PROBLEMS AND TASKS:
a) Rewrite the passage on e-mental health starting at "E-mental health care" and ending at "and anxiety [79].", changing "face-to-face treatment" to "in-person treatment".
b) In the passage on e-mental health, which new diagnostic entity introduced in the DSM-5 is named?
c) Pick up the passage on e-mental health after its final sentence and continue it.

SUPPLIED PASSAGE below:

The way people receive health care is being transformed by the technology in new and exciting ways. Electronic and mobile devices for mental health are available for various conditions, but implementation into clinical practice is low [74]. Also, there is no evidence that using novel media is promoting mental health, but new diagnostic entities have been introduced in the DSM-5, such as Internet addiction. Also, service providers can deliver cost-effective and innovative care to geographically distant areas. Still issues have to be solved with regard to data integrity and security [75].

E-mental health care is defined as mental health services through the Internet and related technologies [76]. E-health is a broader concept which has an information and communication technology (ICT) to connect patients and physicians in real time [77]. According to systematic reviews of the computerized treatments of common mental health problems (therapist-assisted and self-directed), E-mental health treatments were shown to be more effective than zero treatment and equally effective as face-to-face treatment [78]. A clinical study has shown that the effect of computerized interventions for children and adolescents with depression and anxiety [79].

E-therapy is an emerging and fast developing field of research and practice that involves the application of digital technologies to assist or deliver psychotherapy. Currently, a vast majority of E-therapy programs have been developed for adults. It is imperative to find a more suitable and user-friendly method to treat children and adolescents. E-therapy programs for children and adolescents need to take in to account developmental considerations. Also, evidence-based research and further discussion would be needed to determine the optimal forms of delivery and efficiency of E-therapies in clinical environment.

End of SUPPLIED PASSAGE.
AVAILABLE DATA below:

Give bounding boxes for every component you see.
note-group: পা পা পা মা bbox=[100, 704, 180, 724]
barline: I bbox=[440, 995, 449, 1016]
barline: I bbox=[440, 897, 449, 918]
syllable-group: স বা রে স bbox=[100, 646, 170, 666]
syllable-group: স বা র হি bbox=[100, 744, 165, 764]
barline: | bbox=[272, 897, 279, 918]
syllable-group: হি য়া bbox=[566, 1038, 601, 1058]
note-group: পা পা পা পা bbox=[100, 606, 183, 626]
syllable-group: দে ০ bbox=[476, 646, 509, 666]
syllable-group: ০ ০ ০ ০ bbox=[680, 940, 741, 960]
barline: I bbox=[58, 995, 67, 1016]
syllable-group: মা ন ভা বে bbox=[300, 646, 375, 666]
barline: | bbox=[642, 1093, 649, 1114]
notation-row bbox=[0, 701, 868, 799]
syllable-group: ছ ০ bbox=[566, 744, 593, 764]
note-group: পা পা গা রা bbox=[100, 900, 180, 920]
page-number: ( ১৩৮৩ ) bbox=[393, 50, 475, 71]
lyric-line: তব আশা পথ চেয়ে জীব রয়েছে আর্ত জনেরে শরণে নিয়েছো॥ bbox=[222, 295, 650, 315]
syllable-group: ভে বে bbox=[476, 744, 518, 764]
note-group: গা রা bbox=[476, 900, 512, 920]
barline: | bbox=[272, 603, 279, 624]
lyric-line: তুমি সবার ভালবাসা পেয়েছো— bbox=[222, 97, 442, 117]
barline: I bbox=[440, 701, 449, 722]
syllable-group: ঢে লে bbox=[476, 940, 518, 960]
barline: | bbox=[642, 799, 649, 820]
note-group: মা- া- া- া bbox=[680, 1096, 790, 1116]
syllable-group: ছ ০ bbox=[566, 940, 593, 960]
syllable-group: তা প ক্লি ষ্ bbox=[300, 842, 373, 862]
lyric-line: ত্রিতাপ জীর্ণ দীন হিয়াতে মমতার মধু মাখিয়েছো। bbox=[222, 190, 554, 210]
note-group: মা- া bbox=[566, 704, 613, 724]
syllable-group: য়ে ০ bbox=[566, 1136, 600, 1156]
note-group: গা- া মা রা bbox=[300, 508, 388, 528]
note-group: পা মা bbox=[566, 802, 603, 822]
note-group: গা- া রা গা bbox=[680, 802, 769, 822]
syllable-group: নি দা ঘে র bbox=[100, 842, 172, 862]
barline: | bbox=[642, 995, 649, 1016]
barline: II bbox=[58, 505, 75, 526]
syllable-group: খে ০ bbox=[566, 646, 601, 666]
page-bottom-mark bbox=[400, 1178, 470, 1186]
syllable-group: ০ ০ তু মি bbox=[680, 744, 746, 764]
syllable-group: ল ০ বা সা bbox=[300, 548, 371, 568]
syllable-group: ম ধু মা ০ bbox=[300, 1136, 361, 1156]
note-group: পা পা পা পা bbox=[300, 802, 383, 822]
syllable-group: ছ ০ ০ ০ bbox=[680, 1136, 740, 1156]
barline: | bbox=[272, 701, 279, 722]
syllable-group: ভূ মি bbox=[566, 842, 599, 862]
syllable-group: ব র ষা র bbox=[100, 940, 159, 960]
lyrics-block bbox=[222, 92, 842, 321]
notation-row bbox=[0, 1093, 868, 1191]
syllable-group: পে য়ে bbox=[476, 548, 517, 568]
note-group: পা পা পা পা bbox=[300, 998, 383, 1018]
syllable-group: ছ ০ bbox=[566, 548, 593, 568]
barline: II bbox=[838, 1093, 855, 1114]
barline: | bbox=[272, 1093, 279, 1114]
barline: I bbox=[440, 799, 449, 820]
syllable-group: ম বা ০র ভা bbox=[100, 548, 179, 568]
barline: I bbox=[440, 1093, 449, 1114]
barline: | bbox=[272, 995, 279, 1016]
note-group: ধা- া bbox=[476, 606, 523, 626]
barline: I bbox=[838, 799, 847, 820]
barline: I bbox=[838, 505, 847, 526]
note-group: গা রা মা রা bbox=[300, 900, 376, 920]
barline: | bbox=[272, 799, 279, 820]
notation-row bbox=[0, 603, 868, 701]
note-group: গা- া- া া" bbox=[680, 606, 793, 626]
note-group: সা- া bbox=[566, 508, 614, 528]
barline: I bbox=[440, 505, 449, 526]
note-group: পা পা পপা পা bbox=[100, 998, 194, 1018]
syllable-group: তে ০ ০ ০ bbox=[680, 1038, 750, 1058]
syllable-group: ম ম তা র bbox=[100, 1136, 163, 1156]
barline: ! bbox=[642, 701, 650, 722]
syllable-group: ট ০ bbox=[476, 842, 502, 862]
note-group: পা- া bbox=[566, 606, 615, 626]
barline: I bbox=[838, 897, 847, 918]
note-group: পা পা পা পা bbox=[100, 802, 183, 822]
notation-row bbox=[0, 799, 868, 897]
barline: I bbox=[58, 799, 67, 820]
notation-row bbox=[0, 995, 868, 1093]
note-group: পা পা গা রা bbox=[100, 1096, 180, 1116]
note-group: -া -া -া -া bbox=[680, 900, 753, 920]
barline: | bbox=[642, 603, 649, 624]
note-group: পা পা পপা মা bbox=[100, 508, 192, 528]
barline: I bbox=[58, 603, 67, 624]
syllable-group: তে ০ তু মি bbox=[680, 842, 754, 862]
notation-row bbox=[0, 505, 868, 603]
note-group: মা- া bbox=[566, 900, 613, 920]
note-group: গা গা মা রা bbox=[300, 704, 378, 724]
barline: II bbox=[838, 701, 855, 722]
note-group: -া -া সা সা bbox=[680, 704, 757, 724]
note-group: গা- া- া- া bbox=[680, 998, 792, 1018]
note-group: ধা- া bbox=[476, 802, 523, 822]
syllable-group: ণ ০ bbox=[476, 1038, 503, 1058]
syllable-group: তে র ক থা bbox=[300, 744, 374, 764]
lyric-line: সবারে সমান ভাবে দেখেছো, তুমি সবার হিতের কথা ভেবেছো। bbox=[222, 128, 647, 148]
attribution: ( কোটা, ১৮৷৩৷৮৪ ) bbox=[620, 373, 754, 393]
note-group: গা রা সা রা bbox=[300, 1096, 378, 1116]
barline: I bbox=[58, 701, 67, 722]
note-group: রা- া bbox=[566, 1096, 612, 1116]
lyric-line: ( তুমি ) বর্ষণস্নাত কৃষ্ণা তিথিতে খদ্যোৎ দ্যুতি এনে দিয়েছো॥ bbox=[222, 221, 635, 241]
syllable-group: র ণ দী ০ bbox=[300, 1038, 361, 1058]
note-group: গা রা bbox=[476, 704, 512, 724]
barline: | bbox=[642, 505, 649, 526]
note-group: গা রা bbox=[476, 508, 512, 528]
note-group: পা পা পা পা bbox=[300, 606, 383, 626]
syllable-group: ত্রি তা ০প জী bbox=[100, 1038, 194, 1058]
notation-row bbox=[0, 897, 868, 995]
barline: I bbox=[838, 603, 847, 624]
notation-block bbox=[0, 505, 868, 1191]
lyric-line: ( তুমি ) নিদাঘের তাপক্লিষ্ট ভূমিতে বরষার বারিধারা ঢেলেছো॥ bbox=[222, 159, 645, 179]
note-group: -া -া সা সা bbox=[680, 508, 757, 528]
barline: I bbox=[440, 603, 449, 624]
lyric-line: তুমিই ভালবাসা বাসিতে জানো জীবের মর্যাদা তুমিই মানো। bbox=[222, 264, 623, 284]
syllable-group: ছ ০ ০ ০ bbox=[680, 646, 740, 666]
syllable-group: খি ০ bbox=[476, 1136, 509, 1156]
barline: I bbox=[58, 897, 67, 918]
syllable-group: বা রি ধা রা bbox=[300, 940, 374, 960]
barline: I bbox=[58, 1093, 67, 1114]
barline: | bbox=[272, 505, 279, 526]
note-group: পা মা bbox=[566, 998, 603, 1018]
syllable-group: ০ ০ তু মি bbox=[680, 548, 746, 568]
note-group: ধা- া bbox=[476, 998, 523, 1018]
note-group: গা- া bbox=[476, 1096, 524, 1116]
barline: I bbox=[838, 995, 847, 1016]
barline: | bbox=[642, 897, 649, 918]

End of AVAILABLE DATA.

SOLVED PROBLEMS:
a)
E-mental health care is defined as mental health services through the Internet and related technologies [76]. E-health is a broader concept which has an information and communication technology (ICT) to connect patients and physicians in real time [77]. According to systematic reviews of the computerized treatments of common mental health problems (therapist-assisted and self-directed), E-mental health treatments were shown to be more effective than zero treatment and equally effective as in-person treatment [78]. A clinical study has shown that the effect of computerized interventions for children and adolescents with depression and anxiety [79].

b) Internet addiction.

c)
Virtual reality (VR) involves a computer-generated simulation of a three-dimensional image or environment. The use of a VR platform offers an effective treatment option for improving social impairments commonly found in autism spectrum disorder [80]. VR appears to be a promising and motivating platform to safely practice and rehearse social skills for children with ASD. New virtual reality games dealing with motor coordination were tested with children having developmental coordination disorder [81]. The findings will offer essential information on whether such electronic games would have a positive impact on the children’s physical and mental health [81]. Mental disorders and substantive mental health problems in children and adolescents are complex phenomena with regard to the pathoetiology, social, and clinical expressions and in the interventions that can ameliorate, modify, or prevent onset, effects, or negative outcomes [82]. On the other hand, it needs to be investigated which interventions are effective, separating these from the ones without effect or adverse effects. To meet the mental health care needs of young people and their families, convergence, not isolation, of professional identities is required. This change is affected by advances in scientific knowledge and clinical therapeutics, as well as changes in social forces and importance of convergence. Thus, by ensuring that the needed mental health care competencies are made available in each primary health care team and by assuring fully integrated mental health and other types of health care, primary health care teams would best provide early, efficient, effective, and optimal recovery-based care [83].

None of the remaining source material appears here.